Given request —
Copy out every line that contains the word "this".

──────── Entries provided

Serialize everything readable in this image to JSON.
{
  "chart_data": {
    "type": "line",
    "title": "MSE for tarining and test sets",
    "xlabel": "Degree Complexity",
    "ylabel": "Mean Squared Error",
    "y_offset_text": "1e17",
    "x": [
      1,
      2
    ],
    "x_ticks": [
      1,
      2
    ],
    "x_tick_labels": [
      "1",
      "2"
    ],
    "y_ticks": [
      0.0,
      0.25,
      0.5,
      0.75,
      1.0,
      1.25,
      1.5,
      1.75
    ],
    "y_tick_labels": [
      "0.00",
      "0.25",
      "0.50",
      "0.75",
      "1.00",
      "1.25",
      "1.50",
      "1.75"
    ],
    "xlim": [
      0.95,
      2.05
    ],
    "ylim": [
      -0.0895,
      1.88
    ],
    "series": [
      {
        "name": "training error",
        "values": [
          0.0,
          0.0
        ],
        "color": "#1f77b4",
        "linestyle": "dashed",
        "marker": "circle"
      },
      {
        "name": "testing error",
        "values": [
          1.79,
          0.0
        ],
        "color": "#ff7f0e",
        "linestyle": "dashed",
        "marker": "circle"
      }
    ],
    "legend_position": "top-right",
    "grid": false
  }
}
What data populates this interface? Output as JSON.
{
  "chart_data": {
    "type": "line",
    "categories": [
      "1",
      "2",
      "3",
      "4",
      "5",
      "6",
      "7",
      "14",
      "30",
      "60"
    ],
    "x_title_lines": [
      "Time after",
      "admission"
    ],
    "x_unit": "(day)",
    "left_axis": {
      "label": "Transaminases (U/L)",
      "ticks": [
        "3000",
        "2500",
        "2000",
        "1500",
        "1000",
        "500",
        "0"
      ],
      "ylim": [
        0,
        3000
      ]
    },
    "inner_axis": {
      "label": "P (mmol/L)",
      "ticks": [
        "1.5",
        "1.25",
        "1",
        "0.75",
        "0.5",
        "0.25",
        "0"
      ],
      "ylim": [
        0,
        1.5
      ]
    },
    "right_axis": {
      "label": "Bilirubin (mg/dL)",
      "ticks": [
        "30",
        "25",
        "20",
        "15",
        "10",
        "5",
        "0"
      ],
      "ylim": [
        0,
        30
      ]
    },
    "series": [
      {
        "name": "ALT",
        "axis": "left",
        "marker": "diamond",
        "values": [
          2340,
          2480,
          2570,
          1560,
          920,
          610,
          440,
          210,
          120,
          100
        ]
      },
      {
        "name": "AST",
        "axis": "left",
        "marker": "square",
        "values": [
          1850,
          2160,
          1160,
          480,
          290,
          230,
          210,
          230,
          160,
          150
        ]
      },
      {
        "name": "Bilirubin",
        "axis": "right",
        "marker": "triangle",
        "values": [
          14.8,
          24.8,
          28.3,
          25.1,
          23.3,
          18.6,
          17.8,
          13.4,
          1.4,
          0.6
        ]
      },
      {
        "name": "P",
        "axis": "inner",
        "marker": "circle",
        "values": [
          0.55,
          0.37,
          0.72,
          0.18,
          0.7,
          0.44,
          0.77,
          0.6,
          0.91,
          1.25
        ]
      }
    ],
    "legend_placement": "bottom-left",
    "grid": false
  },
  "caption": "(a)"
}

────────────────

Reply to the task —
Serialize everything readable in this image to JSON.
What data populates this interface? Output as JSON.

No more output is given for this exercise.